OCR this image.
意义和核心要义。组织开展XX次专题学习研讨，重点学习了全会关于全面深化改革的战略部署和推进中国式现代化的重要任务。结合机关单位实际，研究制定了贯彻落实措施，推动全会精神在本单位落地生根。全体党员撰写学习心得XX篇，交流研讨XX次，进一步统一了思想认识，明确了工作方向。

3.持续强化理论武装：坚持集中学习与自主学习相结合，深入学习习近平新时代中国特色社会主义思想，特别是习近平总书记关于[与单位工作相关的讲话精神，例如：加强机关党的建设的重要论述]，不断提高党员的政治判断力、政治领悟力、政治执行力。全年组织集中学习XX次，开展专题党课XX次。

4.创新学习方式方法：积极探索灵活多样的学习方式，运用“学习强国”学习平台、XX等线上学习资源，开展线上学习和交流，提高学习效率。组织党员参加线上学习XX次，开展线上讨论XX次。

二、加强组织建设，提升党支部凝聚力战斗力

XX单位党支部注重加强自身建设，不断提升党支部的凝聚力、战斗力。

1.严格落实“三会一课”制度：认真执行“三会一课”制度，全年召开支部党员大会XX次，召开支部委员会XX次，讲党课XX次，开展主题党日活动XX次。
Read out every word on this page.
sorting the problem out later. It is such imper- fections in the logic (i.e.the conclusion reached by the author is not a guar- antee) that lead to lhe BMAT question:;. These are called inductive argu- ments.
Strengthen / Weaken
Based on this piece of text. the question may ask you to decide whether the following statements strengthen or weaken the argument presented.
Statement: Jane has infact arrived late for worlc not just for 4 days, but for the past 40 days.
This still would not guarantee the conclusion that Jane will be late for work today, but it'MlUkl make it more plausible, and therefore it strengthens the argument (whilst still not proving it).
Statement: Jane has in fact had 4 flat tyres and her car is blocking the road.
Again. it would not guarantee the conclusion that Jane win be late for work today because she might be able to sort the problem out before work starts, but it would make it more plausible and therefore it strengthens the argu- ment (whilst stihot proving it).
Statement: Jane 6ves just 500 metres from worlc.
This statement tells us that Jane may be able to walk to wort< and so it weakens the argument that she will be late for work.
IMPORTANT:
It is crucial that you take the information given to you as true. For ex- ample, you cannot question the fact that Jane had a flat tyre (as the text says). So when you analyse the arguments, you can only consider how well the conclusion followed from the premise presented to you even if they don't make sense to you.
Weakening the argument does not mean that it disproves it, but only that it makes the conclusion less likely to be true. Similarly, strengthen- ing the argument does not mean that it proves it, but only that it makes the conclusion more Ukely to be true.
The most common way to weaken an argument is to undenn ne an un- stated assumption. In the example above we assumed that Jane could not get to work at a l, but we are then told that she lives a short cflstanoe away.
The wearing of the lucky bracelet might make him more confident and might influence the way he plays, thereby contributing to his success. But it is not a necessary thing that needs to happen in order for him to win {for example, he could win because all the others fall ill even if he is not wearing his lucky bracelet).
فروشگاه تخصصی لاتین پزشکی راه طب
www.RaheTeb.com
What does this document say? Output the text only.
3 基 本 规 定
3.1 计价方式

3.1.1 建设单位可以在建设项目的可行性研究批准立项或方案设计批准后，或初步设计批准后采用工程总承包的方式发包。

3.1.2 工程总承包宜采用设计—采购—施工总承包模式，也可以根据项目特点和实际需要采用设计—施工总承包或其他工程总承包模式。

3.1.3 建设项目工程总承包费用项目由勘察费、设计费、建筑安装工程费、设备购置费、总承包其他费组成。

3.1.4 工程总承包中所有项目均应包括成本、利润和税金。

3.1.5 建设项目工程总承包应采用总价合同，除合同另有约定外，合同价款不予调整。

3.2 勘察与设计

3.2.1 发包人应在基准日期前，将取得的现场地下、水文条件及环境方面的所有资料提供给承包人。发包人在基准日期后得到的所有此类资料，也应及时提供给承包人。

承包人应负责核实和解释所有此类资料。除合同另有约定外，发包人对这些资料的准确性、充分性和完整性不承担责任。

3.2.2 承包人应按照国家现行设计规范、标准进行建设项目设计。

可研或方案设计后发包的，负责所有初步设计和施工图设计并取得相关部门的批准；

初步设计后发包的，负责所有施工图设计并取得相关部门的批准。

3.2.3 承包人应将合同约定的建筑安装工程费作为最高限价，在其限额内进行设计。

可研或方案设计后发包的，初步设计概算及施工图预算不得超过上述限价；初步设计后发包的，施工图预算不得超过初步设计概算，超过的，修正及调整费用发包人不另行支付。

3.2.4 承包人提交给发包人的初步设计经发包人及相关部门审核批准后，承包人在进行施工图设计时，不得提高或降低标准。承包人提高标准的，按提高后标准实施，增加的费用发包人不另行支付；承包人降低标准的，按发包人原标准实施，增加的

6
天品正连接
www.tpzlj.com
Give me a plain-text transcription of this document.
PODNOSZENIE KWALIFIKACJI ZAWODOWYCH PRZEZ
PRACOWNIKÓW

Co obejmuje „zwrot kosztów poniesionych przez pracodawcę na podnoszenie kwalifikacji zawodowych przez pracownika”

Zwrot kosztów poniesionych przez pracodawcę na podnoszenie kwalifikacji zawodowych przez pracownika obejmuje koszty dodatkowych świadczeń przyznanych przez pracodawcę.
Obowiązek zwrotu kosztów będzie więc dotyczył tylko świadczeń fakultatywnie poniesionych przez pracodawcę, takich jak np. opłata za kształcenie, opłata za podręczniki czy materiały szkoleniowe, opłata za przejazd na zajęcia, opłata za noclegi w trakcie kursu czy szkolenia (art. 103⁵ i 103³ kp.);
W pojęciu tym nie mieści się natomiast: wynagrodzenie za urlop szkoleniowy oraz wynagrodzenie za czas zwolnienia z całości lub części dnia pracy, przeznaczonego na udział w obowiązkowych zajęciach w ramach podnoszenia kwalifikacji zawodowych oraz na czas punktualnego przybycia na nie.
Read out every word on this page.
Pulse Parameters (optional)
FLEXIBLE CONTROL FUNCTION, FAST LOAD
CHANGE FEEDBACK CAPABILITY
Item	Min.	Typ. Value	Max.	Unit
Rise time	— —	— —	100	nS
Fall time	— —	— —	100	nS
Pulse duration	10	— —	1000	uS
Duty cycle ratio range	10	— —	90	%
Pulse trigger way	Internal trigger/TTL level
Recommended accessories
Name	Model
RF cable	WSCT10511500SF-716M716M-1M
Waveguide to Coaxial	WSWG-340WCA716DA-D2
────────────────────
Instruction:
All of the entries must be quoted exactly; please include each one.

Answer:
OCR this image.
意义和核心要义。组织开展XX次专题学习研讨，重点学习了全会关于全面深化改革的战略部署和推进中国式现代化的重要任务。结合机关单位实际，研究制定了贯彻落实措施，推动全会精神在本单位落地生根。全体党员撰写学习心得XX篇，交流研讨XX次，进一步统一了思想认识，明确了工作方向。

3.持续强化理论武装：坚持集中学习与自主学习相结合，深入学习习近平新时代中国特色社会主义思想，特别是习近平总书记关于[与单位工作相关的讲话精神，例如：加强机关党的建设的重要论述]，不断提高党员的政治判断力、政治领悟力、政治执行力。全年组织集中学习XX次，开展专题党课XX次。

4.创新学习方式方法：积极探索灵活多样的学习方式，运用“学习强国”学习平台、XX等线上学习资源，开展线上学习和交流，提高学习效率。组织党员参加线上学习XX次，开展线上讨论XX次。

二、加强组织建设，提升党支部凝聚力战斗力

XX单位党支部注重加强自身建设，不断提升党支部的凝聚力、战斗力。

1.严格落实“三会一课”制度：认真执行“三会一课”制度，全年召开支部党员大会XX次，召开支部委员会XX次，讲党课XX次，开展主题党日活动XX次。
Read out every word on this page.
sorting the problem out later. It is such imper- fections in the logic (i.e.the conclusion reached by the author is not a guar- antee) that lead to lhe BMAT question:;. These are called inductive argu- ments.
Strengthen / Weaken
Based on this piece of text. the question may ask you to decide whether the following statements strengthen or weaken the argument presented.
Statement: Jane has infact arrived late for worlc not just for 4 days, but for the past 40 days.
This still would not guarantee the conclusion that Jane will be late for work today, but it'MlUkl make it more plausible, and therefore it strengthens the argument (whilst still not proving it).
Statement: Jane has in fact had 4 flat tyres and her car is blocking the road.
Again. it would not guarantee the conclusion that Jane win be late for work today because she might be able to sort the problem out before work starts, but it would make it more plausible and therefore it strengthens the argu- ment (whilst stihot proving it).
Statement: Jane 6ves just 500 metres from worlc.
This statement tells us that Jane may be able to walk to wort< and so it weakens the argument that she will be late for work.
IMPORTANT:
It is crucial that you take the information given to you as true. For ex- ample, you cannot question the fact that Jane had a flat tyre (as the text says). So when you analyse the arguments, you can only consider how well the conclusion followed from the premise presented to you even if they don't make sense to you.
Weakening the argument does not mean that it disproves it, but only that it makes the conclusion less likely to be true. Similarly, strengthen- ing the argument does not mean that it proves it, but only that it makes the conclusion more Ukely to be true.
The most common way to weaken an argument is to undenn ne an un- stated assumption. In the example above we assumed that Jane could not get to work at a l, but we are then told that she lives a short cflstanoe away.
The wearing of the lucky bracelet might make him more confident and might influence the way he plays, thereby contributing to his success. But it is not a necessary thing that needs to happen in order for him to win {for example, he could win because all the others fall ill even if he is not wearing his lucky bracelet).
فروشگاه تخصصی لاتین پزشکی راه طب
www.RaheTeb.com
What does this document say? Output the text only.
3 基 本 规 定
3.1 计价方式

3.1.1 建设单位可以在建设项目的可行性研究批准立项或方案设计批准后，或初步设计批准后采用工程总承包的方式发包。

3.1.2 工程总承包宜采用设计—采购—施工总承包模式，也可以根据项目特点和实际需要采用设计—施工总承包或其他工程总承包模式。

3.1.3 建设项目工程总承包费用项目由勘察费、设计费、建筑安装工程费、设备购置费、总承包其他费组成。

3.1.4 工程总承包中所有项目均应包括成本、利润和税金。

3.1.5 建设项目工程总承包应采用总价合同，除合同另有约定外，合同价款不予调整。

3.2 勘察与设计

3.2.1 发包人应在基准日期前，将取得的现场地下、水文条件及环境方面的所有资料提供给承包人。发包人在基准日期后得到的所有此类资料，也应及时提供给承包人。

承包人应负责核实和解释所有此类资料。除合同另有约定外，发包人对这些资料的准确性、充分性和完整性不承担责任。

3.2.2 承包人应按照国家现行设计规范、标准进行建设项目设计。

可研或方案设计后发包的，负责所有初步设计和施工图设计并取得相关部门的批准；

初步设计后发包的，负责所有施工图设计并取得相关部门的批准。

3.2.3 承包人应将合同约定的建筑安装工程费作为最高限价，在其限额内进行设计。

可研或方案设计后发包的，初步设计概算及施工图预算不得超过上述限价；初步设计后发包的，施工图预算不得超过初步设计概算，超过的，修正及调整费用发包人不另行支付。

3.2.4 承包人提交给发包人的初步设计经发包人及相关部门审核批准后，承包人在进行施工图设计时，不得提高或降低标准。承包人提高标准的，按提高后标准实施，增加的费用发包人不另行支付；承包人降低标准的，按发包人原标准实施，增加的

6
天品正连接
www.tpzlj.com
Give me a plain-text transcription of this document.
PODNOSZENIE KWALIFIKACJI ZAWODOWYCH PRZEZ
PRACOWNIKÓW

Co obejmuje „zwrot kosztów poniesionych przez pracodawcę na podnoszenie kwalifikacji zawodowych przez pracownika”

Zwrot kosztów poniesionych przez pracodawcę na podnoszenie kwalifikacji zawodowych przez pracownika obejmuje koszty dodatkowych świadczeń przyznanych przez pracodawcę.
Obowiązek zwrotu kosztów będzie więc dotyczył tylko świadczeń fakultatywnie poniesionych przez pracodawcę, takich jak np. opłata za kształcenie, opłata za podręczniki czy materiały szkoleniowe, opłata za przejazd na zajęcia, opłata za noclegi w trakcie kursu czy szkolenia (art. 103⁵ i 103³ kp.);
W pojęciu tym nie mieści się natomiast: wynagrodzenie za urlop szkoleniowy oraz wynagrodzenie za czas zwolnienia z całości lub części dnia pracy, przeznaczonego na udział w obowiązkowych zajęciach w ramach podnoszenia kwalifikacji zawodowych oraz na czas punktualnego przybycia na nie.
Read out every word on this page.
Pulse Parameters (optional)
FLEXIBLE CONTROL FUNCTION, FAST LOAD
CHANGE FEEDBACK CAPABILITY
Item	Min.	Typ. Value	Max.	Unit
Rise time	— —	— —	100	nS
Fall time	— —	— —	100	nS
Pulse duration	10	— —	1000	uS
Duty cycle ratio range	10	— —	90	%
Pulse trigger way	Internal trigger/TTL level
Recommended accessories
Name	Model
RF cable	WSCT10511500SF-716M716M-1M
Waveguide to Coaxial	WSWG-340WCA716DA-D2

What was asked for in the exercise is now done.